- TASK OBJECTIVE
Below are the records. Gather each line that holds "true".

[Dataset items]
———
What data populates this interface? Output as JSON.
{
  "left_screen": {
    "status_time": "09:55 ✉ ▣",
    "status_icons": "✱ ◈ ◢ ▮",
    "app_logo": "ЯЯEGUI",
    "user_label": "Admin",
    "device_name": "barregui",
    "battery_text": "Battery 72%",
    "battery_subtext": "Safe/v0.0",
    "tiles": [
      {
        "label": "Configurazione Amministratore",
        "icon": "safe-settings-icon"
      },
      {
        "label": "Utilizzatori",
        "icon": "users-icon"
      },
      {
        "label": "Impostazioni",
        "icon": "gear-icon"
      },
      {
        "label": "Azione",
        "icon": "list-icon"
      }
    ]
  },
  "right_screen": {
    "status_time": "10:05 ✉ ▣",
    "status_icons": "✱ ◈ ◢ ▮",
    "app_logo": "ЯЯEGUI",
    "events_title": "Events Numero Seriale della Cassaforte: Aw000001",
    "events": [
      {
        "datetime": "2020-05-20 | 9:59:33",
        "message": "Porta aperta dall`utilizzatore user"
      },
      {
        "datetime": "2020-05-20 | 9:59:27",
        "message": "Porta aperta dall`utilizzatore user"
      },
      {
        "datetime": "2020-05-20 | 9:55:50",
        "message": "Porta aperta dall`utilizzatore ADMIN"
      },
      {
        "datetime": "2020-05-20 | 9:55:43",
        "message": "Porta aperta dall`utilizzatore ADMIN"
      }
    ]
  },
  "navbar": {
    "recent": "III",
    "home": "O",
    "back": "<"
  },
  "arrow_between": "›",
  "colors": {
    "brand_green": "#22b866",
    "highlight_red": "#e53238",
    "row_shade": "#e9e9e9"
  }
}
———
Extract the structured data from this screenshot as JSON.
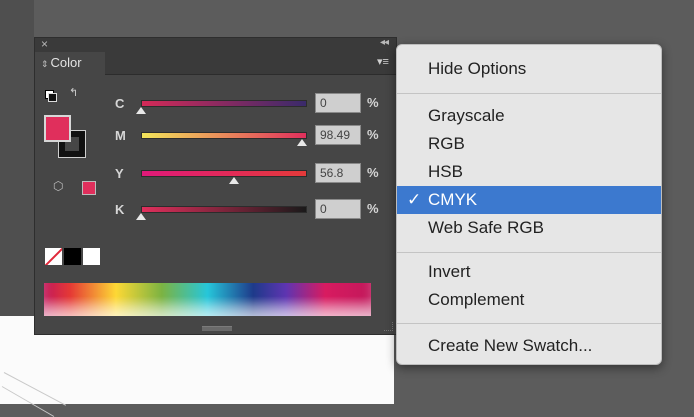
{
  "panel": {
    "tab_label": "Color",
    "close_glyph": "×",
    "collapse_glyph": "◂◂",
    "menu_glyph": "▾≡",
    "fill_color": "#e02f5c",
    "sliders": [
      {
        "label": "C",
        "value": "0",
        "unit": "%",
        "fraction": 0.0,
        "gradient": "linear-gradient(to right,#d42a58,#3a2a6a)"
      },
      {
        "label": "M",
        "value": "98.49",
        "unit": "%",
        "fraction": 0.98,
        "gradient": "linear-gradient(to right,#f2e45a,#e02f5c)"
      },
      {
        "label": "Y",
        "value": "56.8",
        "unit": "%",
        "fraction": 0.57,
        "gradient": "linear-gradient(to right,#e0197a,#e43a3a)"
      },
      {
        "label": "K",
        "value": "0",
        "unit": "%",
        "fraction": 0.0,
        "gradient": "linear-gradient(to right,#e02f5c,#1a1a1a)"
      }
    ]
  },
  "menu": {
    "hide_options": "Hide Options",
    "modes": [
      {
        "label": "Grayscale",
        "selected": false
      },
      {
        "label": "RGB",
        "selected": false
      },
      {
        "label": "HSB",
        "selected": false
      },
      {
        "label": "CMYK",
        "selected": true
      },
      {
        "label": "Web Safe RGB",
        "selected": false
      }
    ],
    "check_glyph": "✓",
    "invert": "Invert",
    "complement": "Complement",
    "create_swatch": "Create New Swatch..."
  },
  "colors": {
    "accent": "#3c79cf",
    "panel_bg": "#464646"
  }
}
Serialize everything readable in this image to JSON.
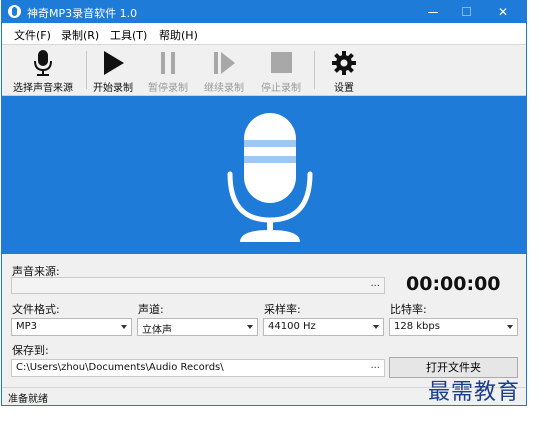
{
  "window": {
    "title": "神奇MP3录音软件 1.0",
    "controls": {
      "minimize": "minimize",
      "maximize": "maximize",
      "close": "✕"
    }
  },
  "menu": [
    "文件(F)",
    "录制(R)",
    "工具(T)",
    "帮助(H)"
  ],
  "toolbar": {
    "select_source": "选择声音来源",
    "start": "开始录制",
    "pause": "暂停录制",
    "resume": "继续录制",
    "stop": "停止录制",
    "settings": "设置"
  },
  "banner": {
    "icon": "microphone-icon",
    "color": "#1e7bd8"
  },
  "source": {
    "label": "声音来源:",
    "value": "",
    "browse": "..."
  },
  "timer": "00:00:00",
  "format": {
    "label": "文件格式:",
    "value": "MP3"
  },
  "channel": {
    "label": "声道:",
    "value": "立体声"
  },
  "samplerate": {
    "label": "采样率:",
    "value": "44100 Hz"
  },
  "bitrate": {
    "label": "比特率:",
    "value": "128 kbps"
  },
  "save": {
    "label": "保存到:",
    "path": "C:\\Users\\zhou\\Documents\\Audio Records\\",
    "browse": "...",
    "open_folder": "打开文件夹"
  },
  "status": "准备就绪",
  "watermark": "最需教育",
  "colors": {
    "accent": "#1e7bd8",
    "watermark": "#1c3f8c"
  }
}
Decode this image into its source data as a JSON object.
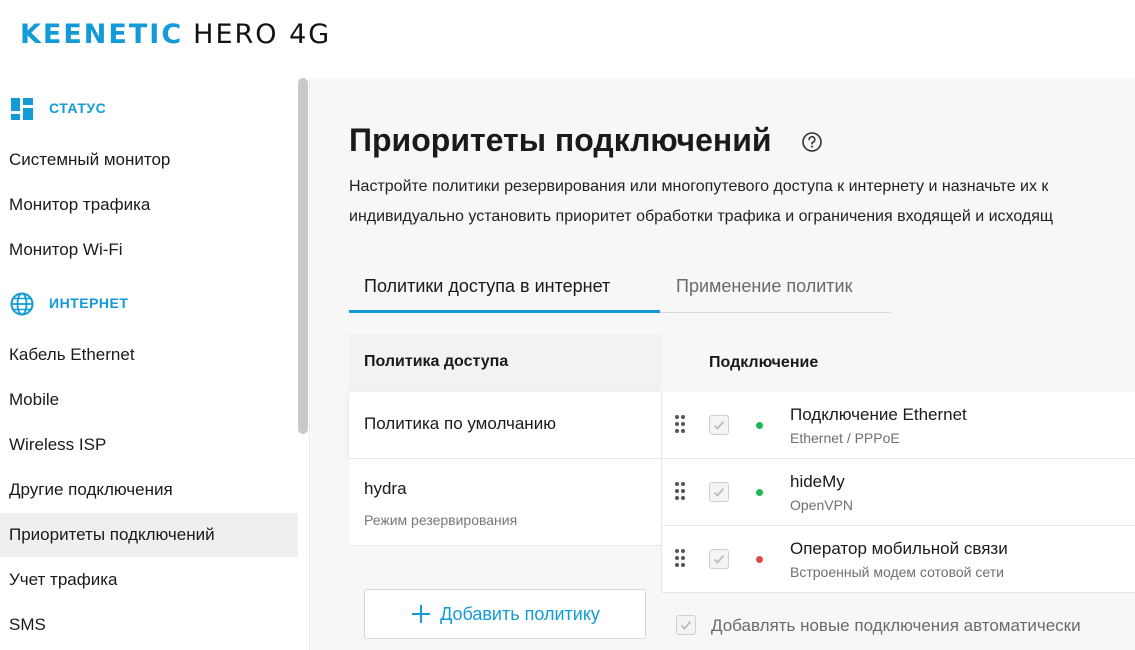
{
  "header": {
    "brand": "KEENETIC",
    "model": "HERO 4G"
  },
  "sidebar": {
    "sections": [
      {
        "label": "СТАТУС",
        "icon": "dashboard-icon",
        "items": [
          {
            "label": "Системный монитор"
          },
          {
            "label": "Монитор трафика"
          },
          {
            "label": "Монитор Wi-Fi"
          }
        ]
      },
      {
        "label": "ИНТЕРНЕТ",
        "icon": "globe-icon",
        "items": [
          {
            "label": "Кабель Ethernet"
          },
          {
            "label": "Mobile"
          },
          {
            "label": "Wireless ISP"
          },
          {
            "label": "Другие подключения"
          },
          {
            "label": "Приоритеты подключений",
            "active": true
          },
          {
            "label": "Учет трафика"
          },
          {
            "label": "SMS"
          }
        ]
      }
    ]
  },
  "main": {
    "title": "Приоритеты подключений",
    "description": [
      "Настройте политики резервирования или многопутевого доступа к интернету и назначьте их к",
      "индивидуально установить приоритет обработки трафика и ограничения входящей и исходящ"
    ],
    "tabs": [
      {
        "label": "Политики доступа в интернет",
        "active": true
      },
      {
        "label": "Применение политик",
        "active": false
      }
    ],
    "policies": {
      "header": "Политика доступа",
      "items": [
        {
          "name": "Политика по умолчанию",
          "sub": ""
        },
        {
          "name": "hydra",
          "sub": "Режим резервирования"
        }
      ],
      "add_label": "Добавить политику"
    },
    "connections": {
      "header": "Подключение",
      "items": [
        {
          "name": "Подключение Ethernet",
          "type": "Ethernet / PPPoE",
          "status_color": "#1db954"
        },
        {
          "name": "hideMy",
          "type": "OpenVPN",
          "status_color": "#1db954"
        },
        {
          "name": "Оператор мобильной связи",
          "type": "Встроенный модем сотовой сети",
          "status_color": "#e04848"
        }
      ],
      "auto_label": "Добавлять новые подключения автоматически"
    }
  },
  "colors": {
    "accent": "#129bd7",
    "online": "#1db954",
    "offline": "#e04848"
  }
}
———
- RESULT OF THE TASK
        "selected": true
            "active": true
        "active": true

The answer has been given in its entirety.